═════ Data for this task
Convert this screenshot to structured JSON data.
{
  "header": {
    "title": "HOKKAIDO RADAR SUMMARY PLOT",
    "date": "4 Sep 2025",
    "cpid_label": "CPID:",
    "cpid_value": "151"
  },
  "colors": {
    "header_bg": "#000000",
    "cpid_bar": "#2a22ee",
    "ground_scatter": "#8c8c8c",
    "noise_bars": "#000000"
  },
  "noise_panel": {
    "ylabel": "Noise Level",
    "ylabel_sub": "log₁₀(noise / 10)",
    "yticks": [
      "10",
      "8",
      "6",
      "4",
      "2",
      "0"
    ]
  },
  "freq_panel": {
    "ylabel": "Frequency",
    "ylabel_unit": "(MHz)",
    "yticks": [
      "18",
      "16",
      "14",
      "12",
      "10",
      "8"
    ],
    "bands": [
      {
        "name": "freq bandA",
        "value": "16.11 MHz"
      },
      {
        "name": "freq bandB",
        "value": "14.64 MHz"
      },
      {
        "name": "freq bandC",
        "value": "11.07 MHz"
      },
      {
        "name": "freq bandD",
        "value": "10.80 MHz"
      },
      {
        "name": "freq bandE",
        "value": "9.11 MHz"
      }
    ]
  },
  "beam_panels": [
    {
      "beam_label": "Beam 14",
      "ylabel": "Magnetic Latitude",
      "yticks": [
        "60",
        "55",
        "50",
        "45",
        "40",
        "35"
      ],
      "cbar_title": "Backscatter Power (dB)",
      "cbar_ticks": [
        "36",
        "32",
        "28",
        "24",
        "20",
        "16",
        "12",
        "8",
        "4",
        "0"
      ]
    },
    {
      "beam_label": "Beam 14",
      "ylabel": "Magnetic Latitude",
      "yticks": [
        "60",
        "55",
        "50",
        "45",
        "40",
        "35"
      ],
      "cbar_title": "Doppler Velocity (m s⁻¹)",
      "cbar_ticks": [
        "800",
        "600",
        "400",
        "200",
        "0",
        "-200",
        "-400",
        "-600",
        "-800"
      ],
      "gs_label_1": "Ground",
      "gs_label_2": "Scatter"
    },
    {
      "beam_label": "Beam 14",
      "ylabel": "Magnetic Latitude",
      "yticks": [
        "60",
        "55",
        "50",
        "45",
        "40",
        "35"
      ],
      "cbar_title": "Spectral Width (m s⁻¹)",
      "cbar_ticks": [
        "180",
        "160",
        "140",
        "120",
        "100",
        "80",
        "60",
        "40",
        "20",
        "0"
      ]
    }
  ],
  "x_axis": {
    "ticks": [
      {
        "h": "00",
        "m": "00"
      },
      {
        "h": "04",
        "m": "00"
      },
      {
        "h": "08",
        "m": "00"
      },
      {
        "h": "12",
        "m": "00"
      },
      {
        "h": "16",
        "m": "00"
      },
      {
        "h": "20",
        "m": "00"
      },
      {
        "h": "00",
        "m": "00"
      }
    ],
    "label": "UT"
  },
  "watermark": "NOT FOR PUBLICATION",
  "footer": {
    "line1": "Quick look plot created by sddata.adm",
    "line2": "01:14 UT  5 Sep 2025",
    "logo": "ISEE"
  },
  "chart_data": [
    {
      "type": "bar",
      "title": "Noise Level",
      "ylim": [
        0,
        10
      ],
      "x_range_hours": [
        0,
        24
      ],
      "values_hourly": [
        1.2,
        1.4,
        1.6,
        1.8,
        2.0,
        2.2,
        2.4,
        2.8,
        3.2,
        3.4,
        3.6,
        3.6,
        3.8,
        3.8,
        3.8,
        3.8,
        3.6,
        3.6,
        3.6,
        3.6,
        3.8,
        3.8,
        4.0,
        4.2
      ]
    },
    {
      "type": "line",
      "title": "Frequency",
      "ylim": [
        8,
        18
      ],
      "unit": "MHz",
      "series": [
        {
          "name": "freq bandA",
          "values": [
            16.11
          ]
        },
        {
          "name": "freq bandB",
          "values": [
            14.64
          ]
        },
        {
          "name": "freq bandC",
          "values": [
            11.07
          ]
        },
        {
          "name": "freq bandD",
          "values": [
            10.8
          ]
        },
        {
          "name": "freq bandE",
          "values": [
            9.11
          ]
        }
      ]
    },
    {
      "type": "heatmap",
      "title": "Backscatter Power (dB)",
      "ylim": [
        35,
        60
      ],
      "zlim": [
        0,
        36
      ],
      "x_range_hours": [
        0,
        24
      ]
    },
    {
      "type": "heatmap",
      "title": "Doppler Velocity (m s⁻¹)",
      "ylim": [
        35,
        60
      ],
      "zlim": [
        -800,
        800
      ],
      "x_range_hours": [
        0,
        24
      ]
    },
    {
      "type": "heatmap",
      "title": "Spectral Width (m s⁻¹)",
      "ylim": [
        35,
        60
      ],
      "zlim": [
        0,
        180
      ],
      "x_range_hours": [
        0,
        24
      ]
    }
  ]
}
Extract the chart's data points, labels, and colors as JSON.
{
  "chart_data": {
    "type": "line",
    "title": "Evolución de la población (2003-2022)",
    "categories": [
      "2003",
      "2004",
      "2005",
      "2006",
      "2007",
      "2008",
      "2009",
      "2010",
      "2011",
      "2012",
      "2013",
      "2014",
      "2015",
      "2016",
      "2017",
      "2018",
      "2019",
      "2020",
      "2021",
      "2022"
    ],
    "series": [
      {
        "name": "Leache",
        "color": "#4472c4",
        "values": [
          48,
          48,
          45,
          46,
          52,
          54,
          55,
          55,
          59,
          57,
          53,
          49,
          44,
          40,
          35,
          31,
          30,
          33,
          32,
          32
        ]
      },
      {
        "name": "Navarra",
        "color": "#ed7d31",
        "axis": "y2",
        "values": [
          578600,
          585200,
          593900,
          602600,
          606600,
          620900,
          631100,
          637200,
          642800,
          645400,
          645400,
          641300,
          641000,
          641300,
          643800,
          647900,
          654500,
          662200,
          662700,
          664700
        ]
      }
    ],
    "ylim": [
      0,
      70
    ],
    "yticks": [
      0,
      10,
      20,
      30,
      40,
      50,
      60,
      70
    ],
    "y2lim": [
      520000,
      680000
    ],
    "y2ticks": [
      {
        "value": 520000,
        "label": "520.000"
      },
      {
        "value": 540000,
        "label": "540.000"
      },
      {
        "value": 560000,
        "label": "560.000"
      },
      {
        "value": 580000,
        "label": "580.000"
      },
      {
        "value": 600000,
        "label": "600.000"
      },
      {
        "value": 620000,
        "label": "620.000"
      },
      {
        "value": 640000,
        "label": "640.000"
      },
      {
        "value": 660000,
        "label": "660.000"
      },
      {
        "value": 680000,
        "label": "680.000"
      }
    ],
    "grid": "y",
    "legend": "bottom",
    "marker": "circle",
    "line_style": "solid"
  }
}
══════════
Problem details: Exact copies of all the records are required.

Reply to the exercise:
Convert this screenshot to structured JSON data.
{
  "header": {
    "title": "HOKKAIDO RADAR SUMMARY PLOT",
    "date": "4 Sep 2025",
    "cpid_label": "CPID:",
    "cpid_value": "151"
  },
  "colors": {
    "header_bg": "#000000",
    "cpid_bar": "#2a22ee",
    "ground_scatter": "#8c8c8c",
    "noise_bars": "#000000"
  },
  "noise_panel": {
    "ylabel": "Noise Level",
    "ylabel_sub": "log₁₀(noise / 10)",
    "yticks": [
      "10",
      "8",
      "6",
      "4",
      "2",
      "0"
    ]
  },
  "freq_panel": {
    "ylabel": "Frequency",
    "ylabel_unit": "(MHz)",
    "yticks": [
      "18",
      "16",
      "14",
      "12",
      "10",
      "8"
    ],
    "bands": [
      {
        "name": "freq bandA",
        "value": "16.11 MHz"
      },
      {
        "name": "freq bandB",
        "value": "14.64 MHz"
      },
      {
        "name": "freq bandC",
        "value": "11.07 MHz"
      },
      {
        "name": "freq bandD",
        "value": "10.80 MHz"
      },
      {
        "name": "freq bandE",
        "value": "9.11 MHz"
      }
    ]
  },
  "beam_panels": [
    {
      "beam_label": "Beam 14",
      "ylabel": "Magnetic Latitude",
      "yticks": [
        "60",
        "55",
        "50",
        "45",
        "40",
        "35"
      ],
      "cbar_title": "Backscatter Power (dB)",
      "cbar_ticks": [
        "36",
        "32",
        "28",
        "24",
        "20",
        "16",
        "12",
        "8",
        "4",
        "0"
      ]
    },
    {
      "beam_label": "Beam 14",
      "ylabel": "Magnetic Latitude",
      "yticks": [
        "60",
        "55",
        "50",
        "45",
        "40",
        "35"
      ],
      "cbar_title": "Doppler Velocity (m s⁻¹)",
      "cbar_ticks": [
        "800",
        "600",
        "400",
        "200",
        "0",
        "-200",
        "-400",
        "-600",
        "-800"
      ],
      "gs_label_1": "Ground",
      "gs_label_2": "Scatter"
    },
    {
      "beam_label": "Beam 14",
      "ylabel": "Magnetic Latitude",
      "yticks": [
        "60",
        "55",
        "50",
        "45",
        "40",
        "35"
      ],
      "cbar_title": "Spectral Width (m s⁻¹)",
      "cbar_ticks": [
        "180",
        "160",
        "140",
        "120",
        "100",
        "80",
        "60",
        "40",
        "20",
        "0"
      ]
    }
  ],
  "x_axis": {
    "ticks": [
      {
        "h": "00",
        "m": "00"
      },
      {
        "h": "04",
        "m": "00"
      },
      {
        "h": "08",
        "m": "00"
      },
      {
        "h": "12",
        "m": "00"
      },
      {
        "h": "16",
        "m": "00"
      },
      {
        "h": "20",
        "m": "00"
      },
      {
        "h": "00",
        "m": "00"
      }
    ],
    "label": "UT"
  },
  "watermark": "NOT FOR PUBLICATION",
  "footer": {
    "line1": "Quick look plot created by sddata.adm",
    "line2": "01:14 UT  5 Sep 2025",
    "logo": "ISEE"
  },
  "chart_data": [
    {
      "type": "bar",
      "title": "Noise Level",
      "ylim": [
        0,
        10
      ],
      "x_range_hours": [
        0,
        24
      ],
      "values_hourly": [
        1.2,
        1.4,
        1.6,
        1.8,
        2.0,
        2.2,
        2.4,
        2.8,
        3.2,
        3.4,
        3.6,
        3.6,
        3.8,
        3.8,
        3.8,
        3.8,
        3.6,
        3.6,
        3.6,
        3.6,
        3.8,
        3.8,
        4.0,
        4.2
      ]
    },
    {
      "type": "line",
      "title": "Frequency",
      "ylim": [
        8,
        18
      ],
      "unit": "MHz",
      "series": [
        {
          "name": "freq bandA",
          "values": [
            16.11
          ]
        },
        {
          "name": "freq bandB",
          "values": [
            14.64
          ]
        },
        {
          "name": "freq bandC",
          "values": [
            11.07
          ]
        },
        {
          "name": "freq bandD",
          "values": [
            10.8
          ]
        },
        {
          "name": "freq bandE",
          "values": [
            9.11
          ]
        }
      ]
    },
    {
      "type": "heatmap",
      "title": "Backscatter Power (dB)",
      "ylim": [
        35,
        60
      ],
      "zlim": [
        0,
        36
      ],
      "x_range_hours": [
        0,
        24
      ]
    },
    {
      "type": "heatmap",
      "title": "Doppler Velocity (m s⁻¹)",
      "ylim": [
        35,
        60
      ],
      "zlim": [
        -800,
        800
      ],
      "x_range_hours": [
        0,
        24
      ]
    },
    {
      "type": "heatmap",
      "title": "Spectral Width (m s⁻¹)",
      "ylim": [
        35,
        60
      ],
      "zlim": [
        0,
        180
      ],
      "x_range_hours": [
        0,
        24
      ]
    }
  ]
}
Extract the chart's data points, labels, and colors as JSON.
{
  "chart_data": {
    "type": "line",
    "title": "Evolución de la población (2003-2022)",
    "categories": [
      "2003",
      "2004",
      "2005",
      "2006",
      "2007",
      "2008",
      "2009",
      "2010",
      "2011",
      "2012",
      "2013",
      "2014",
      "2015",
      "2016",
      "2017",
      "2018",
      "2019",
      "2020",
      "2021",
      "2022"
    ],
    "series": [
      {
        "name": "Leache",
        "color": "#4472c4",
        "values": [
          48,
          48,
          45,
          46,
          52,
          54,
          55,
          55,
          59,
          57,
          53,
          49,
          44,
          40,
          35,
          31,
          30,
          33,
          32,
          32
        ]
      },
      {
        "name": "Navarra",
        "color": "#ed7d31",
        "axis": "y2",
        "values": [
          578600,
          585200,
          593900,
          602600,
          606600,
          620900,
          631100,
          637200,
          642800,
          645400,
          645400,
          641300,
          641000,
          641300,
          643800,
          647900,
          654500,
          662200,
          662700,
          664700
        ]
      }
    ],
    "ylim": [
      0,
      70
    ],
    "yticks": [
      0,
      10,
      20,
      30,
      40,
      50,
      60,
      70
    ],
    "y2lim": [
      520000,
      680000
    ],
    "y2ticks": [
      {
        "value": 520000,
        "label": "520.000"
      },
      {
        "value": 540000,
        "label": "540.000"
      },
      {
        "value": 560000,
        "label": "560.000"
      },
      {
        "value": 580000,
        "label": "580.000"
      },
      {
        "value": 600000,
        "label": "600.000"
      },
      {
        "value": 620000,
        "label": "620.000"
      },
      {
        "value": 640000,
        "label": "640.000"
      },
      {
        "value": 660000,
        "label": "660.000"
      },
      {
        "value": 680000,
        "label": "680.000"
      }
    ],
    "grid": "y",
    "legend": "bottom",
    "marker": "circle",
    "line_style": "solid"
  }
}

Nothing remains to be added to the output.